*PROMPT*. Quote all entries in full, exactly.

[start]

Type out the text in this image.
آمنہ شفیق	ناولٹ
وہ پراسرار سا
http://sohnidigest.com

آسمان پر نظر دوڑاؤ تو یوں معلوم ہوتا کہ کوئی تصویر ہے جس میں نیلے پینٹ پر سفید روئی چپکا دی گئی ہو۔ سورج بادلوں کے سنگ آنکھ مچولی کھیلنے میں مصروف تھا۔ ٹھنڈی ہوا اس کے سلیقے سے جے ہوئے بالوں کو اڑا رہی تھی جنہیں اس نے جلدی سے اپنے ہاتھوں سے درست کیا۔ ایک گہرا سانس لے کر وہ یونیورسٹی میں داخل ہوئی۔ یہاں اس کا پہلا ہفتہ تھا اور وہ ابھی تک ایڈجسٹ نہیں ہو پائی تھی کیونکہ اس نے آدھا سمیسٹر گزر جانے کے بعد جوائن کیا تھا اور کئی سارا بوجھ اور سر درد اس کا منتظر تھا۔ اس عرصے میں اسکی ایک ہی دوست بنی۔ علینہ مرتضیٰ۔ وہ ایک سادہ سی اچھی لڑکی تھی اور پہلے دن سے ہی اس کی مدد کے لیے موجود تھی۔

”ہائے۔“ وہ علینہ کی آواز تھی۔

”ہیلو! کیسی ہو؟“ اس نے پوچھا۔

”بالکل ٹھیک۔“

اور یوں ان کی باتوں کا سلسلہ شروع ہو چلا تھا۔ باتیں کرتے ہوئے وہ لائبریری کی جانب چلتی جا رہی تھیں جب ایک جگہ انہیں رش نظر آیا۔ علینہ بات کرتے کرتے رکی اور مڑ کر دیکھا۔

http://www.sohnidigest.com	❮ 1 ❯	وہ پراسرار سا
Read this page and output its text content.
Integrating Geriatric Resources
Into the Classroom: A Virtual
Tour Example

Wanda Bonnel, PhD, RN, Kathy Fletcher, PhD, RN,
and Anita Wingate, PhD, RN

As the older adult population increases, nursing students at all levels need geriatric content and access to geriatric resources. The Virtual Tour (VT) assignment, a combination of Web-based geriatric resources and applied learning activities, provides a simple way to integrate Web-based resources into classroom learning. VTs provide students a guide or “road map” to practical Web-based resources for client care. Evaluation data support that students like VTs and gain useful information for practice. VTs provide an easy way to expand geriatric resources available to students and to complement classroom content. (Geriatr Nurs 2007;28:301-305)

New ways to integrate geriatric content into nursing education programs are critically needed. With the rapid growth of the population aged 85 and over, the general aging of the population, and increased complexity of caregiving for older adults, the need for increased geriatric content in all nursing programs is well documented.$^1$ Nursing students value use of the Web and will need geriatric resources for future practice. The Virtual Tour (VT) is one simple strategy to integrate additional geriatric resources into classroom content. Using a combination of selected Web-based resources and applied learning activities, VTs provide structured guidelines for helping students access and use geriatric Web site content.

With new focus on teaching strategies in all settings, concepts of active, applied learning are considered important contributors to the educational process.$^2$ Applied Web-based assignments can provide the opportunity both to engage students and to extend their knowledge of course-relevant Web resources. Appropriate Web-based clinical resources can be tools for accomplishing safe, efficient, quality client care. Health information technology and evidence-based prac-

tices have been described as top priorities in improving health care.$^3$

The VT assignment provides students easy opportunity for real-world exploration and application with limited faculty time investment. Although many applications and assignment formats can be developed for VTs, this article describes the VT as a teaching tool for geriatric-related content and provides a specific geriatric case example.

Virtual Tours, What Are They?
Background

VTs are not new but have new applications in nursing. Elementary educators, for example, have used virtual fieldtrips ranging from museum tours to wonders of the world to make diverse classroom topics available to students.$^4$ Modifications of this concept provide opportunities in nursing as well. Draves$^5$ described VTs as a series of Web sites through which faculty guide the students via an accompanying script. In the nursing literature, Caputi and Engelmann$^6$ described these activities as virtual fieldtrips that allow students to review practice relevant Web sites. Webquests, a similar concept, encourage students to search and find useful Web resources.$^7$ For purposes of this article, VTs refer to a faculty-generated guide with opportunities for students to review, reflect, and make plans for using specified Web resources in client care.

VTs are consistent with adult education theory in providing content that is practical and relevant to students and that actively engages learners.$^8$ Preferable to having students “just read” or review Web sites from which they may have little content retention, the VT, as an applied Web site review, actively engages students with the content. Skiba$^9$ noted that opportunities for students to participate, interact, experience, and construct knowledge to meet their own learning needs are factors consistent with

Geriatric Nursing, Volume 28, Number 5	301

[end]

*TASK ANSWER*.
Type out the text in this image.
آمنہ شفیق	ناولٹ
وہ پراسرار سا
http://sohnidigest.com

آسمان پر نظر دوڑاؤ تو یوں معلوم ہوتا کہ کوئی تصویر ہے جس میں نیلے پینٹ پر سفید روئی چپکا دی گئی ہو۔ سورج بادلوں کے سنگ آنکھ مچولی کھیلنے میں مصروف تھا۔ ٹھنڈی ہوا اس کے سلیقے سے جے ہوئے بالوں کو اڑا رہی تھی جنہیں اس نے جلدی سے اپنے ہاتھوں سے درست کیا۔ ایک گہرا سانس لے کر وہ یونیورسٹی میں داخل ہوئی۔ یہاں اس کا پہلا ہفتہ تھا اور وہ ابھی تک ایڈجسٹ نہیں ہو پائی تھی کیونکہ اس نے آدھا سمیسٹر گزر جانے کے بعد جوائن کیا تھا اور کئی سارا بوجھ اور سر درد اس کا منتظر تھا۔ اس عرصے میں اسکی ایک ہی دوست بنی۔ علینہ مرتضیٰ۔ وہ ایک سادہ سی اچھی لڑکی تھی اور پہلے دن سے ہی اس کی مدد کے لیے موجود تھی۔

”ہائے۔“ وہ علینہ کی آواز تھی۔

”ہیلو! کیسی ہو؟“ اس نے پوچھا۔

”بالکل ٹھیک۔“

اور یوں ان کی باتوں کا سلسلہ شروع ہو چلا تھا۔ باتیں کرتے ہوئے وہ لائبریری کی جانب چلتی جا رہی تھیں جب ایک جگہ انہیں رش نظر آیا۔ علینہ بات کرتے کرتے رکی اور مڑ کر دیکھا۔

http://www.sohnidigest.com	❮ 1 ❯	وہ پراسرار سا
Read this page and output its text content.
Integrating Geriatric Resources
Into the Classroom: A Virtual
Tour Example

Wanda Bonnel, PhD, RN, Kathy Fletcher, PhD, RN,
and Anita Wingate, PhD, RN

As the older adult population increases, nursing students at all levels need geriatric content and access to geriatric resources. The Virtual Tour (VT) assignment, a combination of Web-based geriatric resources and applied learning activities, provides a simple way to integrate Web-based resources into classroom learning. VTs provide students a guide or “road map” to practical Web-based resources for client care. Evaluation data support that students like VTs and gain useful information for practice. VTs provide an easy way to expand geriatric resources available to students and to complement classroom content. (Geriatr Nurs 2007;28:301-305)

New ways to integrate geriatric content into nursing education programs are critically needed. With the rapid growth of the population aged 85 and over, the general aging of the population, and increased complexity of caregiving for older adults, the need for increased geriatric content in all nursing programs is well documented.$^1$ Nursing students value use of the Web and will need geriatric resources for future practice. The Virtual Tour (VT) is one simple strategy to integrate additional geriatric resources into classroom content. Using a combination of selected Web-based resources and applied learning activities, VTs provide structured guidelines for helping students access and use geriatric Web site content.

With new focus on teaching strategies in all settings, concepts of active, applied learning are considered important contributors to the educational process.$^2$ Applied Web-based assignments can provide the opportunity both to engage students and to extend their knowledge of course-relevant Web resources. Appropriate Web-based clinical resources can be tools for accomplishing safe, efficient, quality client care. Health information technology and evidence-based prac-

tices have been described as top priorities in improving health care.$^3$

The VT assignment provides students easy opportunity for real-world exploration and application with limited faculty time investment. Although many applications and assignment formats can be developed for VTs, this article describes the VT as a teaching tool for geriatric-related content and provides a specific geriatric case example.

Virtual Tours, What Are They?
Background

VTs are not new but have new applications in nursing. Elementary educators, for example, have used virtual fieldtrips ranging from museum tours to wonders of the world to make diverse classroom topics available to students.$^4$ Modifications of this concept provide opportunities in nursing as well. Draves$^5$ described VTs as a series of Web sites through which faculty guide the students via an accompanying script. In the nursing literature, Caputi and Engelmann$^6$ described these activities as virtual fieldtrips that allow students to review practice relevant Web sites. Webquests, a similar concept, encourage students to search and find useful Web resources.$^7$ For purposes of this article, VTs refer to a faculty-generated guide with opportunities for students to review, reflect, and make plans for using specified Web resources in client care.

VTs are consistent with adult education theory in providing content that is practical and relevant to students and that actively engages learners.$^8$ Preferable to having students “just read” or review Web sites from which they may have little content retention, the VT, as an applied Web site review, actively engages students with the content. Skiba$^9$ noted that opportunities for students to participate, interact, experience, and construct knowledge to meet their own learning needs are factors consistent with

Geriatric Nursing, Volume 28, Number 5	301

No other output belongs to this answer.